### Your instructions
Reproduce the data below in full and exclude every picture.

### Data in this exercise
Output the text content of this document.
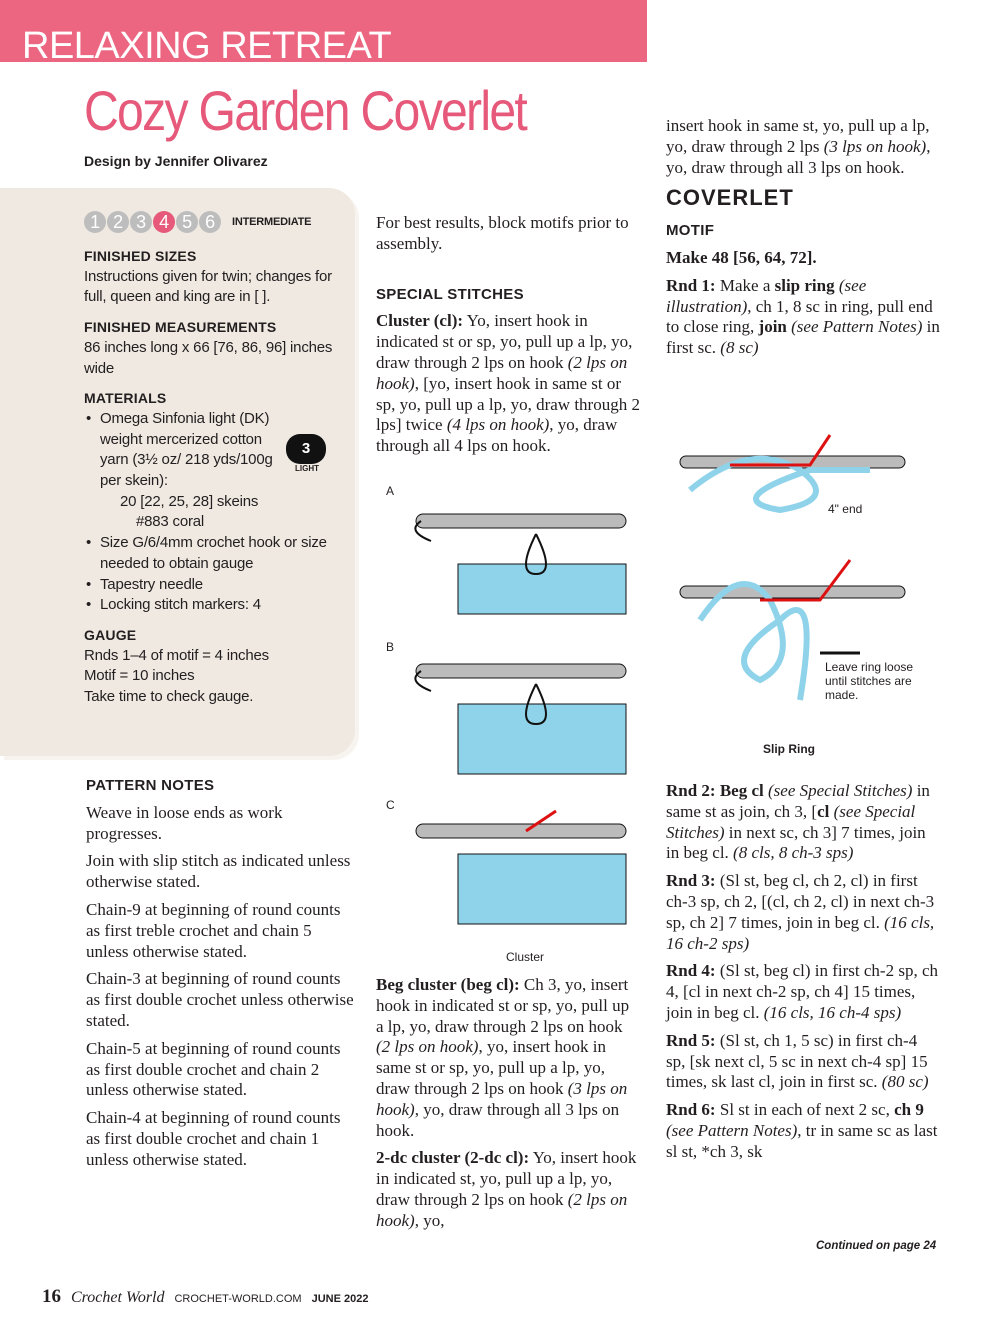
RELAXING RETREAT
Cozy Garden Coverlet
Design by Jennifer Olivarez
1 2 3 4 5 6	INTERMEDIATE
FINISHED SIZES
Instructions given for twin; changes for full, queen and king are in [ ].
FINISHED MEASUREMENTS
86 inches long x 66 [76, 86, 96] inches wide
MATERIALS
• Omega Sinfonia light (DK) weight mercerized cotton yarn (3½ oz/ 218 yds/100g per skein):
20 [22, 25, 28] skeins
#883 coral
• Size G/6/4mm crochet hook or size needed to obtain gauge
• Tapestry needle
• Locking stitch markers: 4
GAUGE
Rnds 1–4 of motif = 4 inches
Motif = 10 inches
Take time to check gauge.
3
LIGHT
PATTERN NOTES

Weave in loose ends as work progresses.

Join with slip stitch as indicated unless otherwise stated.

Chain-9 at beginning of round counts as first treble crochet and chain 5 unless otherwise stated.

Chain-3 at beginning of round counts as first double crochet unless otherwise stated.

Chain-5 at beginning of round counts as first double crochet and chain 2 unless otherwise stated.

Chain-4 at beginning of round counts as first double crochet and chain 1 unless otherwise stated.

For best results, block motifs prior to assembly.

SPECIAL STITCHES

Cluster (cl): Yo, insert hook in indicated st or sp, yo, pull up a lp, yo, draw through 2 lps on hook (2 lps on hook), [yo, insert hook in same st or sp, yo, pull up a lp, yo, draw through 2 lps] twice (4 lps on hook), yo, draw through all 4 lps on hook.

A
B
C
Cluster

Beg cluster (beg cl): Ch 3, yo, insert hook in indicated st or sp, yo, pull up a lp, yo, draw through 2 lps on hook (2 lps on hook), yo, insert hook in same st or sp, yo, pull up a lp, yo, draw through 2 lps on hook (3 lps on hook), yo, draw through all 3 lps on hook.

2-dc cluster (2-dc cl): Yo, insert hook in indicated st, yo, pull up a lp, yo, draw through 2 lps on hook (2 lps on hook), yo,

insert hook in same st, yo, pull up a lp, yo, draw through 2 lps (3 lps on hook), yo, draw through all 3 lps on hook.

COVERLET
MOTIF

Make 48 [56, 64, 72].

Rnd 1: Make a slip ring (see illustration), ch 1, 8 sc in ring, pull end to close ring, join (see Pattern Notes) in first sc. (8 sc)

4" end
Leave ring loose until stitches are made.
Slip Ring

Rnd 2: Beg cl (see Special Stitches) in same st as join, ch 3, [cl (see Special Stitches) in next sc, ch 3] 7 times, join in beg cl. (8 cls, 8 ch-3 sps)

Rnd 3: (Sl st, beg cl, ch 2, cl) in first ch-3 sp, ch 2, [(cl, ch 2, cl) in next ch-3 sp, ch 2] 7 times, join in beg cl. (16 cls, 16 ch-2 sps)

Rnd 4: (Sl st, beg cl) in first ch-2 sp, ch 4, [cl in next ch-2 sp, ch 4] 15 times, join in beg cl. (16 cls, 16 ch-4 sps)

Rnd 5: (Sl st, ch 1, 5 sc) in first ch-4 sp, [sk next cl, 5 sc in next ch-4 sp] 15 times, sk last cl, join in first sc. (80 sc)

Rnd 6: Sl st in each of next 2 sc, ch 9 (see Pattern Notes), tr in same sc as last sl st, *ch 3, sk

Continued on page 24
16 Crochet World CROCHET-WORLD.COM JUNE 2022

### Exercise response
Output the text content of this document.
RELAXING RETREAT
Cozy Garden Coverlet
Design by Jennifer Olivarez
1 2 3 4 5 6	INTERMEDIATE
FINISHED SIZES
Instructions given for twin; changes for full, queen and king are in [ ].
FINISHED MEASUREMENTS
86 inches long x 66 [76, 86, 96] inches wide
MATERIALS
• Omega Sinfonia light (DK) weight mercerized cotton yarn (3½ oz/ 218 yds/100g per skein):
20 [22, 25, 28] skeins
#883 coral
• Size G/6/4mm crochet hook or size needed to obtain gauge
• Tapestry needle
• Locking stitch markers: 4
GAUGE
Rnds 1–4 of motif = 4 inches
Motif = 10 inches
Take time to check gauge.
3
LIGHT
PATTERN NOTES

Weave in loose ends as work progresses.

Join with slip stitch as indicated unless otherwise stated.

Chain-9 at beginning of round counts as first treble crochet and chain 5 unless otherwise stated.

Chain-3 at beginning of round counts as first double crochet unless otherwise stated.

Chain-5 at beginning of round counts as first double crochet and chain 2 unless otherwise stated.

Chain-4 at beginning of round counts as first double crochet and chain 1 unless otherwise stated.

For best results, block motifs prior to assembly.

SPECIAL STITCHES

Cluster (cl): Yo, insert hook in indicated st or sp, yo, pull up a lp, yo, draw through 2 lps on hook (2 lps on hook), [yo, insert hook in same st or sp, yo, pull up a lp, yo, draw through 2 lps] twice (4 lps on hook), yo, draw through all 4 lps on hook.

A
B
C
Cluster

Beg cluster (beg cl): Ch 3, yo, insert hook in indicated st or sp, yo, pull up a lp, yo, draw through 2 lps on hook (2 lps on hook), yo, insert hook in same st or sp, yo, pull up a lp, yo, draw through 2 lps on hook (3 lps on hook), yo, draw through all 3 lps on hook.

2-dc cluster (2-dc cl): Yo, insert hook in indicated st, yo, pull up a lp, yo, draw through 2 lps on hook (2 lps on hook), yo,

insert hook in same st, yo, pull up a lp, yo, draw through 2 lps (3 lps on hook), yo, draw through all 3 lps on hook.

COVERLET
MOTIF

Make 48 [56, 64, 72].

Rnd 1: Make a slip ring (see illustration), ch 1, 8 sc in ring, pull end to close ring, join (see Pattern Notes) in first sc. (8 sc)

4" end
Leave ring loose until stitches are made.
Slip Ring

Rnd 2: Beg cl (see Special Stitches) in same st as join, ch 3, [cl (see Special Stitches) in next sc, ch 3] 7 times, join in beg cl. (8 cls, 8 ch-3 sps)

Rnd 3: (Sl st, beg cl, ch 2, cl) in first ch-3 sp, ch 2, [(cl, ch 2, cl) in next ch-3 sp, ch 2] 7 times, join in beg cl. (16 cls, 16 ch-2 sps)

Rnd 4: (Sl st, beg cl) in first ch-2 sp, ch 4, [cl in next ch-2 sp, ch 4] 15 times, join in beg cl. (16 cls, 16 ch-4 sps)

Rnd 5: (Sl st, ch 1, 5 sc) in first ch-4 sp, [sk next cl, 5 sc in next ch-4 sp] 15 times, sk last cl, join in first sc. (80 sc)

Rnd 6: Sl st in each of next 2 sc, ch 9 (see Pattern Notes), tr in same sc as last sl st, *ch 3, sk

Continued on page 24
16 Crochet World CROCHET-WORLD.COM JUNE 2022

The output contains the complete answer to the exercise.